**Aim:**
Copy out the records precisely, omitting pictures.

┄┄┄┄┄┄┄┄┄┄┄┄┄┄┄┄┄┄┄┄

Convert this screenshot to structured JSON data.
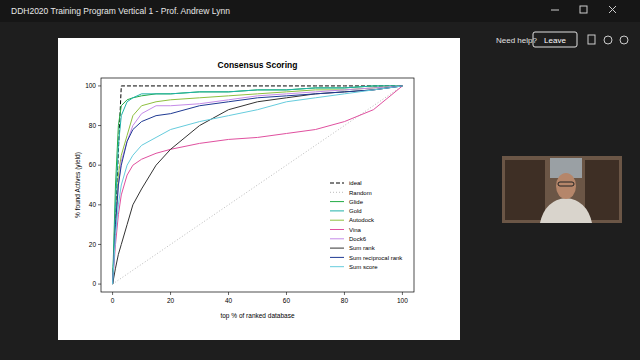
{
  "window": {
    "title": "DDH2020 Training Program Vertical 1 - Prof. Andrew Lynn",
    "help": "Need help?",
    "leave": "Leave"
  },
  "chart_data": {
    "type": "line",
    "title": "Consensus Scoring",
    "x_label": "top % of ranked database",
    "y_label": "% found Actives (yield)",
    "x": [
      0,
      1,
      2,
      3,
      5,
      7,
      10,
      15,
      20,
      30,
      40,
      50,
      60,
      70,
      80,
      90,
      100
    ],
    "xlim": [
      -4,
      104
    ],
    "ylim": [
      -4,
      104
    ],
    "xticks": [
      0,
      20,
      40,
      60,
      80,
      100
    ],
    "yticks": [
      0,
      20,
      40,
      60,
      80,
      100
    ],
    "grid": false,
    "legend": "right",
    "series": [
      {
        "name": "ideal",
        "color": "#000000",
        "line_style": "dashed",
        "values": [
          0,
          33,
          67,
          100,
          100,
          100,
          100,
          100,
          100,
          100,
          100,
          100,
          100,
          100,
          100,
          100,
          100
        ]
      },
      {
        "name": "Random",
        "color": "#bbbbbb",
        "line_style": "dotted",
        "values": [
          0,
          1,
          2,
          3,
          5,
          7,
          10,
          15,
          20,
          30,
          40,
          50,
          60,
          70,
          80,
          90,
          100
        ]
      },
      {
        "name": "Glide",
        "color": "#22aa44",
        "line_style": "solid",
        "values": [
          0,
          50,
          80,
          90,
          93,
          94,
          95,
          96,
          96,
          97,
          97,
          98,
          98,
          99,
          99,
          100,
          100
        ]
      },
      {
        "name": "Gold",
        "color": "#20b2aa",
        "line_style": "solid",
        "values": [
          0,
          40,
          70,
          85,
          92,
          94,
          96,
          96,
          96,
          97,
          97,
          98,
          98,
          99,
          99,
          100,
          100
        ]
      },
      {
        "name": "Autodock",
        "color": "#8fbf3f",
        "line_style": "solid",
        "values": [
          0,
          30,
          55,
          65,
          75,
          85,
          90,
          92,
          93,
          94,
          95,
          96,
          97,
          98,
          98,
          99,
          100
        ]
      },
      {
        "name": "Vina",
        "color": "#e0509f",
        "line_style": "solid",
        "values": [
          0,
          20,
          35,
          45,
          55,
          60,
          63,
          66,
          68,
          71,
          73,
          74,
          76,
          78,
          82,
          88,
          100
        ]
      },
      {
        "name": "Dock6",
        "color": "#c58be8",
        "line_style": "solid",
        "values": [
          0,
          25,
          50,
          62,
          72,
          80,
          86,
          90,
          90,
          91,
          93,
          95,
          96,
          97,
          98,
          99,
          100
        ]
      },
      {
        "name": "Sum rank",
        "color": "#333333",
        "line_style": "solid",
        "values": [
          0,
          8,
          15,
          20,
          30,
          40,
          48,
          60,
          68,
          80,
          88,
          92,
          94,
          96,
          97,
          98,
          100
        ]
      },
      {
        "name": "Sum reciprocal rank",
        "color": "#1f3a93",
        "line_style": "solid",
        "values": [
          0,
          30,
          50,
          60,
          72,
          78,
          82,
          85,
          86,
          90,
          92,
          94,
          95,
          96,
          97,
          98,
          100
        ]
      },
      {
        "name": "Sum score",
        "color": "#66ccdd",
        "line_style": "solid",
        "values": [
          0,
          25,
          40,
          50,
          60,
          65,
          70,
          74,
          78,
          82,
          85,
          88,
          92,
          94,
          96,
          98,
          100
        ]
      }
    ]
  }
}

┄┄┄┄┄┄┄┄┄┄┄┄┄┄┄┄┄┄┄┄

**The answer:**
Convert this screenshot to structured JSON data.
{
  "window": {
    "title": "DDH2020 Training Program Vertical 1 - Prof. Andrew Lynn",
    "help": "Need help?",
    "leave": "Leave"
  },
  "chart_data": {
    "type": "line",
    "title": "Consensus Scoring",
    "x_label": "top % of ranked database",
    "y_label": "% found Actives (yield)",
    "x": [
      0,
      1,
      2,
      3,
      5,
      7,
      10,
      15,
      20,
      30,
      40,
      50,
      60,
      70,
      80,
      90,
      100
    ],
    "xlim": [
      -4,
      104
    ],
    "ylim": [
      -4,
      104
    ],
    "xticks": [
      0,
      20,
      40,
      60,
      80,
      100
    ],
    "yticks": [
      0,
      20,
      40,
      60,
      80,
      100
    ],
    "grid": false,
    "legend": "right",
    "series": [
      {
        "name": "ideal",
        "color": "#000000",
        "line_style": "dashed",
        "values": [
          0,
          33,
          67,
          100,
          100,
          100,
          100,
          100,
          100,
          100,
          100,
          100,
          100,
          100,
          100,
          100,
          100
        ]
      },
      {
        "name": "Random",
        "color": "#bbbbbb",
        "line_style": "dotted",
        "values": [
          0,
          1,
          2,
          3,
          5,
          7,
          10,
          15,
          20,
          30,
          40,
          50,
          60,
          70,
          80,
          90,
          100
        ]
      },
      {
        "name": "Glide",
        "color": "#22aa44",
        "line_style": "solid",
        "values": [
          0,
          50,
          80,
          90,
          93,
          94,
          95,
          96,
          96,
          97,
          97,
          98,
          98,
          99,
          99,
          100,
          100
        ]
      },
      {
        "name": "Gold",
        "color": "#20b2aa",
        "line_style": "solid",
        "values": [
          0,
          40,
          70,
          85,
          92,
          94,
          96,
          96,
          96,
          97,
          97,
          98,
          98,
          99,
          99,
          100,
          100
        ]
      },
      {
        "name": "Autodock",
        "color": "#8fbf3f",
        "line_style": "solid",
        "values": [
          0,
          30,
          55,
          65,
          75,
          85,
          90,
          92,
          93,
          94,
          95,
          96,
          97,
          98,
          98,
          99,
          100
        ]
      },
      {
        "name": "Vina",
        "color": "#e0509f",
        "line_style": "solid",
        "values": [
          0,
          20,
          35,
          45,
          55,
          60,
          63,
          66,
          68,
          71,
          73,
          74,
          76,
          78,
          82,
          88,
          100
        ]
      },
      {
        "name": "Dock6",
        "color": "#c58be8",
        "line_style": "solid",
        "values": [
          0,
          25,
          50,
          62,
          72,
          80,
          86,
          90,
          90,
          91,
          93,
          95,
          96,
          97,
          98,
          99,
          100
        ]
      },
      {
        "name": "Sum rank",
        "color": "#333333",
        "line_style": "solid",
        "values": [
          0,
          8,
          15,
          20,
          30,
          40,
          48,
          60,
          68,
          80,
          88,
          92,
          94,
          96,
          97,
          98,
          100
        ]
      },
      {
        "name": "Sum reciprocal rank",
        "color": "#1f3a93",
        "line_style": "solid",
        "values": [
          0,
          30,
          50,
          60,
          72,
          78,
          82,
          85,
          86,
          90,
          92,
          94,
          95,
          96,
          97,
          98,
          100
        ]
      },
      {
        "name": "Sum score",
        "color": "#66ccdd",
        "line_style": "solid",
        "values": [
          0,
          25,
          40,
          50,
          60,
          65,
          70,
          74,
          78,
          82,
          85,
          88,
          92,
          94,
          96,
          98,
          100
        ]
      }
    ]
  }
}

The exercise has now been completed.